WHAT TO PRODUCE: Scan the data below for the string "interacción". Copy every line where it appears.

GIVEN INFORMATION:
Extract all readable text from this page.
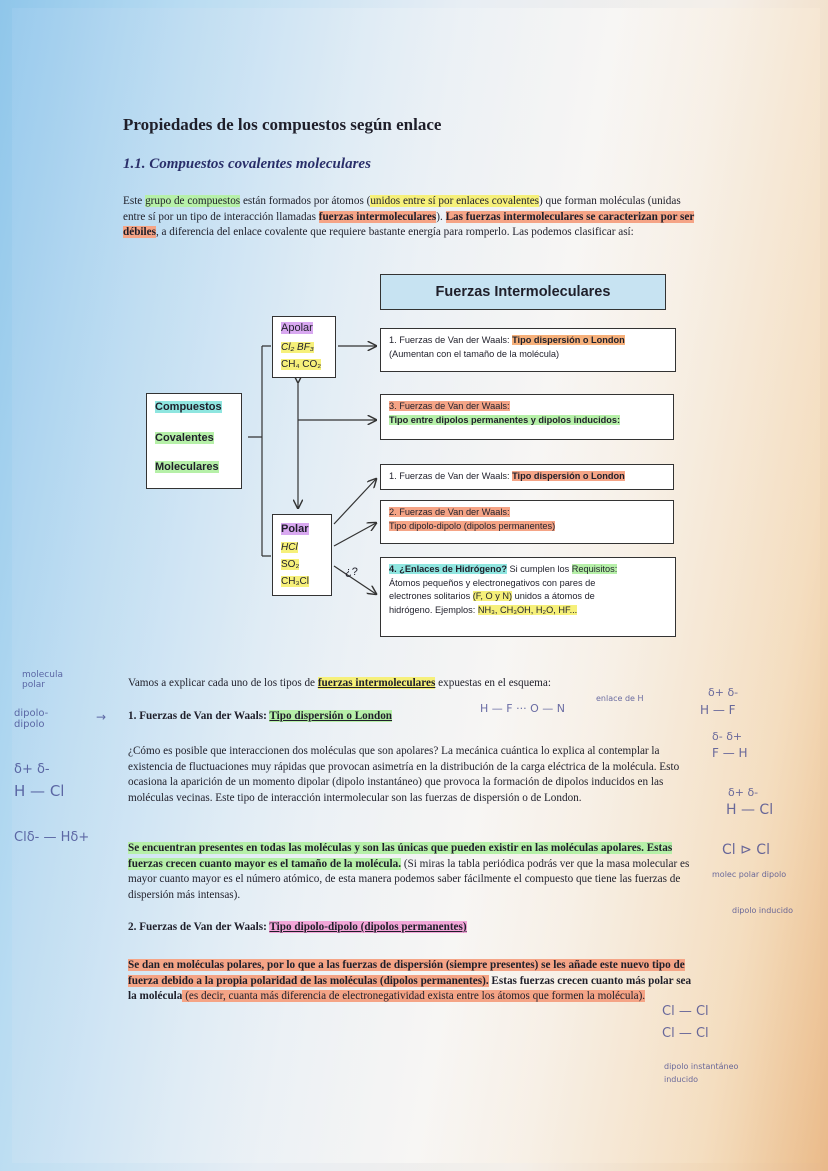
Propiedades de los compuestos según enlace
1.1. Compuestos covalentes moleculares
Este grupo de compuestos están formados por átomos (unidos entre sí por enlaces covalentes) que forman moléculas (unidas entre sí por un tipo de interacción llamadas fuerzas intermoleculares). Las fuerzas intermoleculares se caracterizan por ser débiles, a diferencia del enlace covalente que requiere bastante energía para romperlo. Las podemos clasificar así:
Fuerzas Intermoleculares
Compuestos
Covalentes
Moleculares
Apolar
Cl₂ BF₃
CH₄ CO₂
Polar
HCl
SO₂
CH₃Cl
¿?
1. Fuerzas de Van der Waals: Tipo dispersión o London
(Aumentan con el tamaño de la molécula)
3. Fuerzas de Van der Waals:
Tipo entre dipolos permanentes y dipolos inducidos:
1. Fuerzas de Van der Waals: Tipo dispersión o London
2. Fuerzas de Van der Waals:
Tipo dipolo-dipolo (dipolos permanentes)
4. ¿Enlaces de Hidrógeno? Si cumplen los Requisitos:
Átomos pequeños y electronegativos con pares de
electrones solitarios (F, O y N) unidos a átomos de
hidrógeno. Ejemplos: NH₃, CH₃OH, H₂O, HF...
Vamos a explicar cada uno de los tipos de fuerzas intermoleculares expuestas en el esquema:
1. Fuerzas de Van der Waals: Tipo dispersión o London
¿Cómo es posible que interaccionen dos moléculas que son apolares? La mecánica cuántica lo explica al contemplar la existencia de fluctuaciones muy rápidas que provocan asimetría en la distribución de la carga eléctrica de la molécula. Esto ocasiona la aparición de un momento dipolar (dipolo instantáneo) que provoca la formación de dipolos inducidos en las moléculas vecinas. Este tipo de interacción intermolecular son las fuerzas de dispersión o de London.
Se encuentran presentes en todas las moléculas y son las únicas que pueden existir en las moléculas apolares. Estas fuerzas crecen cuanto mayor es el tamaño de la molécula. (Si miras la tabla periódica podrás ver que la masa molecular es mayor cuanto mayor es el número atómico, de esta manera podemos saber fácilmente el compuesto que tiene las fuerzas de dispersión más intensas).
2. Fuerzas de Van der Waals: Tipo dipolo-dipolo (dipolos permanentes)
Se dan en moléculas polares, por lo que a las fuerzas de dispersión (siempre presentes) se les añade este nuevo tipo de fuerza debido a la propia polaridad de las moléculas (dipolos permanentes). Estas fuerzas crecen cuanto más polar sea la molécula (es decir, cuanta más diferencia de electronegatividad exista entre los átomos que formen la molécula).
molecula polar
dipolo-dipolo
δ+ δ-
H — Cl
Clδ- — Hδ+
→
H — F ··· O — N
enlace de H	δ+ δ-
H — F
δ- δ+
F — H
δ+ δ-
H — Cl
Cl ⊳ Cl
molec polar dipolo
dipolo inducido
Cl — Cl
Cl — Cl
dipolo instantáneo inducido
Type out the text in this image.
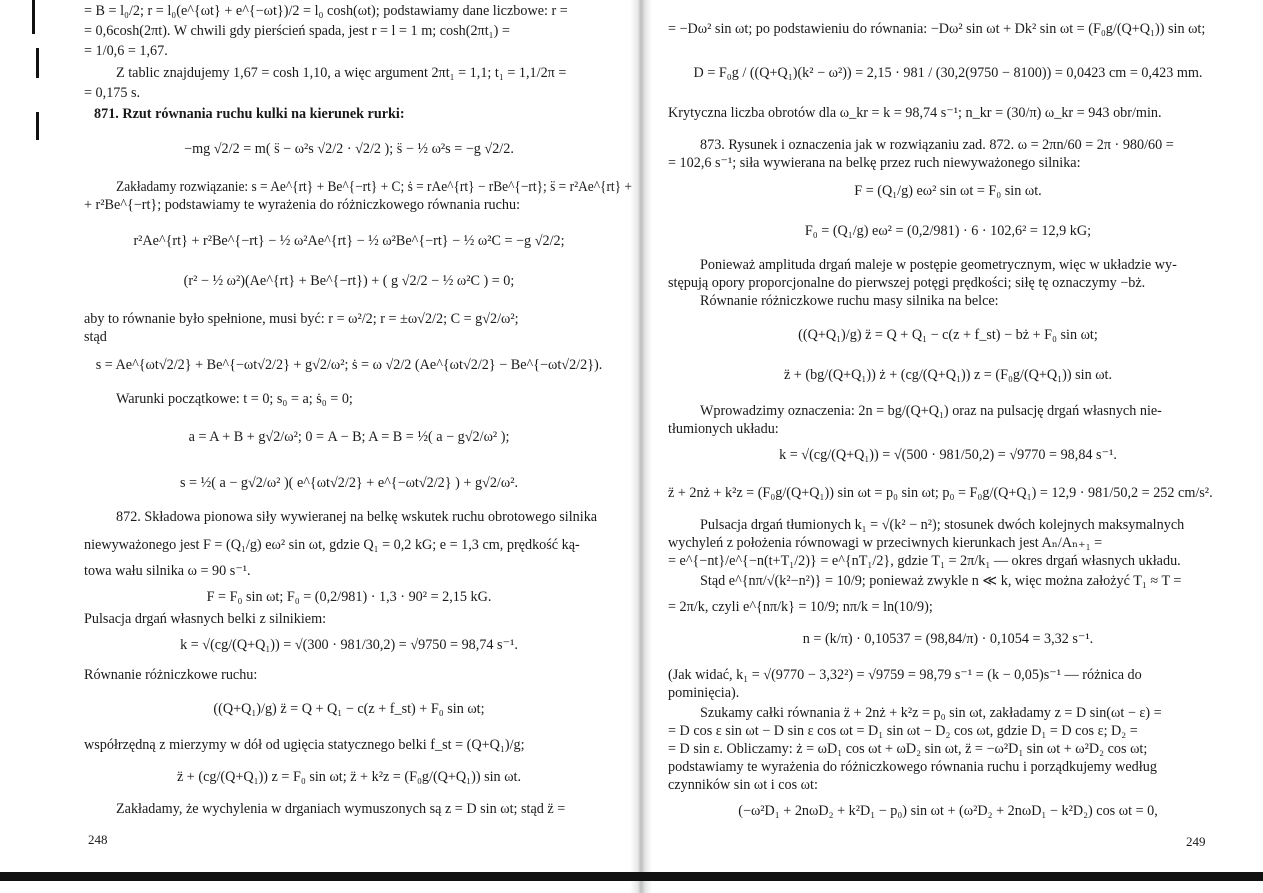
= B = l₀/2; r = l₀(e^{ωt} + e^{−ωt})/2 = l₀ cosh(ωt); podstawiamy dane liczbowe: r =
= 0,6cosh(2πt). W chwili gdy pierścień spada, jest r = l = 1 m; cosh(2πt₁) =
= 1/0,6 = 1,67.
Z tablic znajdujemy 1,67 = cosh 1,10, a więc argument 2πt₁ = 1,1; t₁ = 1,1/2π =
= 0,175 s.
871. Rzut równania ruchu kulki na kierunek rurki:
−mg √2/2 = m( s̈ − ω²s √2/2 · √2/2 ); s̈ − ½ ω²s = −g √2/2.
Zakładamy rozwiązanie: s = Ae^{rt} + Be^{−rt} + C; ṡ = rAe^{rt} − rBe^{−rt}; s̈ = r²Ae^{rt} +
+ r²Be^{−rt}; podstawiamy te wyrażenia do różniczkowego równania ruchu:
r²Ae^{rt} + r²Be^{−rt} − ½ ω²Ae^{rt} − ½ ω²Be^{−rt} − ½ ω²C = −g √2/2;
(r² − ½ ω²)(Ae^{rt} + Be^{−rt}) + ( g √2/2 − ½ ω²C ) = 0;
aby to równanie było spełnione, musi być: r = ω²/2; r = ±ω√2/2; C = g√2/ω²;
stąd
s = Ae^{ωt√2/2} + Be^{−ωt√2/2} + g√2/ω²; ṡ = ω √2/2 (Ae^{ωt√2/2} − Be^{−ωt√2/2}).
Warunki początkowe: t = 0; s₀ = a; ṡ₀ = 0;
a = A + B + g√2/ω²; 0 = A − B; A = B = ½( a − g√2/ω² );
s = ½( a − g√2/ω² )( e^{ωt√2/2} + e^{−ωt√2/2} ) + g√2/ω².
872. Składowa pionowa siły wywieranej na belkę wskutek ruchu obrotowego silnika
niewyważonego jest F = (Q₁/g) eω² sin ωt, gdzie Q₁ = 0,2 kG; e = 1,3 cm, prędkość ką-
towa wału silnika ω = 90 s⁻¹.
F = F₀ sin ωt; F₀ = (0,2/981) · 1,3 · 90² = 2,15 kG.
Pulsacja drgań własnych belki z silnikiem:
k = √(cg/(Q+Q₁)) = √(300 · 981/30,2) = √9750 = 98,74 s⁻¹.
Równanie różniczkowe ruchu:
((Q+Q₁)/g) z̈ = Q + Q₁ − c(z + f_st) + F₀ sin ωt;
współrzędną z mierzymy w dół od ugięcia statycznego belki f_st = (Q+Q₁)/g;
z̈ + (cg/(Q+Q₁)) z = F₀ sin ωt; z̈ + k²z = (F₀g/(Q+Q₁)) sin ωt.
Zakładamy, że wychylenia w drganiach wymuszonych są z = D sin ωt; stąd z̈ =
248
= −Dω² sin ωt; po podstawieniu do równania: −Dω² sin ωt + Dk² sin ωt = (F₀g/(Q+Q₁)) sin ωt;
D = F₀g / ((Q+Q₁)(k² − ω²)) = 2,15 · 981 / (30,2(9750 − 8100)) = 0,0423 cm = 0,423 mm.
Krytyczna liczba obrotów dla ω_kr = k = 98,74 s⁻¹; n_kr = (30/π) ω_kr = 943 obr/min.
873. Rysunek i oznaczenia jak w rozwiązaniu zad. 872. ω = 2πn/60 = 2π · 980/60 =
= 102,6 s⁻¹; siła wywierana na belkę przez ruch niewyważonego silnika:
F = (Q₁/g) eω² sin ωt = F₀ sin ωt.
F₀ = (Q₁/g) eω² = (0,2/981) · 6 · 102,6² = 12,9 kG;
Ponieważ amplituda drgań maleje w postępie geometrycznym, więc w układzie wy-
stępują opory proporcjonalne do pierwszej potęgi prędkości; siłę tę oznaczymy −bż.
Równanie różniczkowe ruchu masy silnika na belce:
((Q+Q₁)/g) z̈ = Q + Q₁ − c(z + f_st) − bż + F₀ sin ωt;
z̈ + (bg/(Q+Q₁)) ż + (cg/(Q+Q₁)) z = (F₀g/(Q+Q₁)) sin ωt.
Wprowadzimy oznaczenia: 2n = bg/(Q+Q₁) oraz na pulsację drgań własnych nie-
tłumionych układu:
k = √(cg/(Q+Q₁)) = √(500 · 981/50,2) = √9770 = 98,84 s⁻¹.
z̈ + 2nż + k²z = (F₀g/(Q+Q₁)) sin ωt = p₀ sin ωt; p₀ = F₀g/(Q+Q₁) = 12,9 · 981/50,2 = 252 cm/s².
Pulsacja drgań tłumionych k₁ = √(k² − n²); stosunek dwóch kolejnych maksymalnych
wychyleń z położenia równowagi w przeciwnych kierunkach jest Aₙ/Aₙ₊₁ =
= e^{−nt}/e^{−n(t+T₁/2)} = e^{nT₁/2}, gdzie T₁ = 2π/k₁ — okres drgań własnych układu.
Stąd e^{nπ/√(k²−n²)} = 10/9; ponieważ zwykle n ≪ k, więc można założyć T₁ ≈ T =
= 2π/k, czyli e^{nπ/k} = 10/9; nπ/k = ln(10/9);
n = (k/π) · 0,10537 = (98,84/π) · 0,1054 = 3,32 s⁻¹.
(Jak widać, k₁ = √(9770 − 3,32²) = √9759 = 98,79 s⁻¹ = (k − 0,05)s⁻¹ — różnica do
pominięcia).
Szukamy całki równania z̈ + 2nż + k²z = p₀ sin ωt, zakładamy z = D sin(ωt − ε) =
= D cos ε sin ωt − D sin ε cos ωt = D₁ sin ωt − D₂ cos ωt, gdzie D₁ = D cos ε; D₂ =
= D sin ε. Obliczamy: ż = ωD₁ cos ωt + ωD₂ sin ωt, z̈ = −ω²D₁ sin ωt + ω²D₂ cos ωt;
podstawiamy te wyrażenia do różniczkowego równania ruchu i porządkujemy według
czynników sin ωt i cos ωt:
(−ω²D₁ + 2nωD₂ + k²D₁ − p₀) sin ωt + (ω²D₂ + 2nωD₁ − k²D₂) cos ωt = 0,
249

SOLUTION BELOW:
Este grupo de compuestos están formados por átomos (unidos entre sí por enlaces covalentes) que forman moléculas (unidas entre sí por un tipo de interacción llamadas fuerzas intermoleculares). Las fuerzas intermoleculares se caracterizan por ser débiles, a diferencia del enlace covalente que requiere bastante energía para romperlo. Las podemos clasificar así:
¿Cómo es posible que interaccionen dos moléculas que son apolares? La mecánica cuántica lo explica al contemplar la existencia de fluctuaciones muy rápidas que provocan asimetría en la distribución de la carga eléctrica de la molécula. Esto ocasiona la aparición de un momento dipolar (dipolo instantáneo) que provoca la formación de dipolos inducidos en las moléculas vecinas. Este tipo de interacción intermolecular son las fuerzas de dispersión o de London.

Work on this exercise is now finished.